» **Set task**: Quote all of the data exactly as given. Skip every picture it contains.

» **Material**:
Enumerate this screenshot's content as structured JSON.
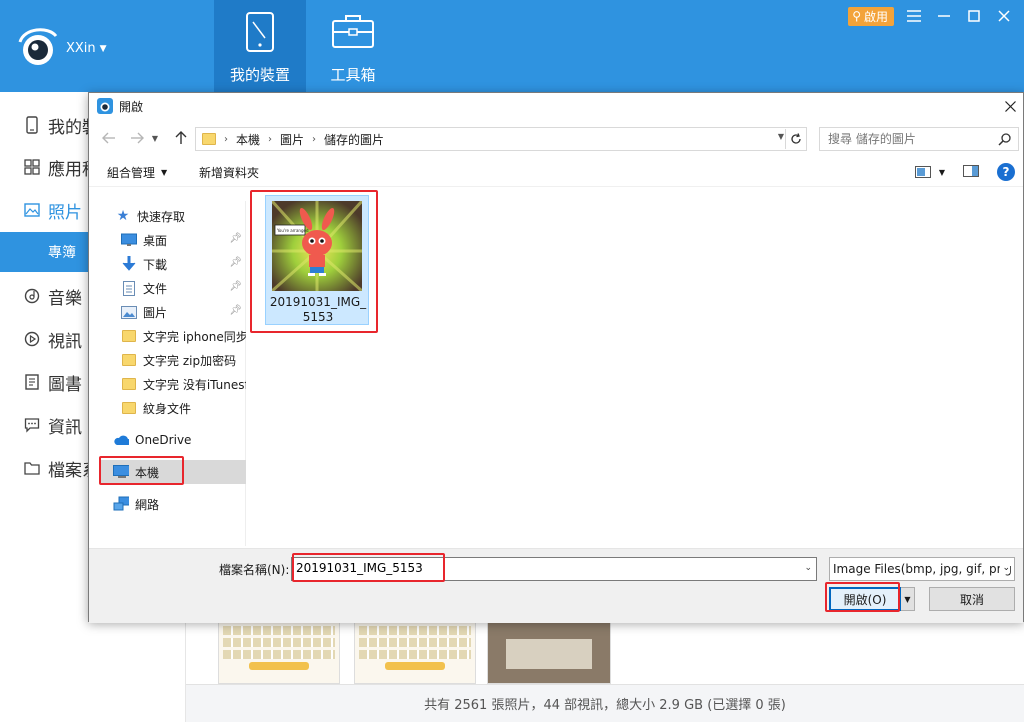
{
  "app": {
    "account_name": "XXin",
    "tabs": [
      {
        "label": "我的裝置"
      },
      {
        "label": "工具箱"
      }
    ],
    "activate_label": "啟用"
  },
  "sidebar": {
    "items": [
      {
        "label": "我的裝",
        "icon": "phone-icon"
      },
      {
        "label": "應用程",
        "icon": "apps-grid-icon"
      },
      {
        "label": "照片",
        "icon": "photo-icon"
      },
      {
        "label": "專簿",
        "icon": null
      },
      {
        "label": "音樂",
        "icon": "music-icon"
      },
      {
        "label": "視訊",
        "icon": "video-icon"
      },
      {
        "label": "圖書",
        "icon": "book-icon"
      },
      {
        "label": "資訊",
        "icon": "message-icon"
      },
      {
        "label": "檔案系",
        "icon": "folder-icon"
      }
    ]
  },
  "status_bar": {
    "text": "共有 2561 張照片，44 部視訊，總大小 2.9 GB (已選擇 0 張)"
  },
  "dialog": {
    "title": "開啟",
    "breadcrumb": [
      "本機",
      "圖片",
      "儲存的圖片"
    ],
    "search_placeholder": "搜尋 儲存的圖片",
    "organize_label": "組合管理",
    "new_folder_label": "新增資料夾",
    "nav": {
      "quick_access": "快速存取",
      "pinned": [
        {
          "label": "桌面",
          "icon": "desktop-icon"
        },
        {
          "label": "下載",
          "icon": "download-icon"
        },
        {
          "label": "文件",
          "icon": "document-icon"
        },
        {
          "label": "圖片",
          "icon": "pictures-icon"
        }
      ],
      "folders": [
        {
          "label": "文字完 iphone同步"
        },
        {
          "label": "文字完 zip加密码"
        },
        {
          "label": "文字完 没有iTunesf"
        },
        {
          "label": "紋身文件"
        }
      ],
      "onedrive": "OneDrive",
      "this_pc": "本機",
      "network": "網路"
    },
    "file": {
      "name": "20191031_IMG_5153",
      "thumb_text": "You're arranged"
    },
    "filename_label": "檔案名稱(N):",
    "filename_value": "20191031_IMG_5153",
    "filetype_value": "Image Files(bmp, jpg, gif, png",
    "open_label": "開啟(O)",
    "cancel_label": "取消"
  },
  "colors": {
    "header_blue": "#2f93e0",
    "header_active": "#1f7bc8",
    "highlight_red": "#e8262d",
    "selection_blue": "#cce8ff",
    "activate_orange": "#f3a33a"
  }
}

» **Task answer**:
Enumerate this screenshot's content as structured JSON.
{
  "app": {
    "account_name": "XXin",
    "tabs": [
      {
        "label": "我的裝置"
      },
      {
        "label": "工具箱"
      }
    ],
    "activate_label": "啟用"
  },
  "sidebar": {
    "items": [
      {
        "label": "我的裝",
        "icon": "phone-icon"
      },
      {
        "label": "應用程",
        "icon": "apps-grid-icon"
      },
      {
        "label": "照片",
        "icon": "photo-icon"
      },
      {
        "label": "專簿",
        "icon": null
      },
      {
        "label": "音樂",
        "icon": "music-icon"
      },
      {
        "label": "視訊",
        "icon": "video-icon"
      },
      {
        "label": "圖書",
        "icon": "book-icon"
      },
      {
        "label": "資訊",
        "icon": "message-icon"
      },
      {
        "label": "檔案系",
        "icon": "folder-icon"
      }
    ]
  },
  "status_bar": {
    "text": "共有 2561 張照片，44 部視訊，總大小 2.9 GB (已選擇 0 張)"
  },
  "dialog": {
    "title": "開啟",
    "breadcrumb": [
      "本機",
      "圖片",
      "儲存的圖片"
    ],
    "search_placeholder": "搜尋 儲存的圖片",
    "organize_label": "組合管理",
    "new_folder_label": "新增資料夾",
    "nav": {
      "quick_access": "快速存取",
      "pinned": [
        {
          "label": "桌面",
          "icon": "desktop-icon"
        },
        {
          "label": "下載",
          "icon": "download-icon"
        },
        {
          "label": "文件",
          "icon": "document-icon"
        },
        {
          "label": "圖片",
          "icon": "pictures-icon"
        }
      ],
      "folders": [
        {
          "label": "文字完 iphone同步"
        },
        {
          "label": "文字完 zip加密码"
        },
        {
          "label": "文字完 没有iTunesf"
        },
        {
          "label": "紋身文件"
        }
      ],
      "onedrive": "OneDrive",
      "this_pc": "本機",
      "network": "網路"
    },
    "file": {
      "name": "20191031_IMG_5153",
      "thumb_text": "You're arranged"
    },
    "filename_label": "檔案名稱(N):",
    "filename_value": "20191031_IMG_5153",
    "filetype_value": "Image Files(bmp, jpg, gif, png",
    "open_label": "開啟(O)",
    "cancel_label": "取消"
  },
  "colors": {
    "header_blue": "#2f93e0",
    "header_active": "#1f7bc8",
    "highlight_red": "#e8262d",
    "selection_blue": "#cce8ff",
    "activate_orange": "#f3a33a"
  }
}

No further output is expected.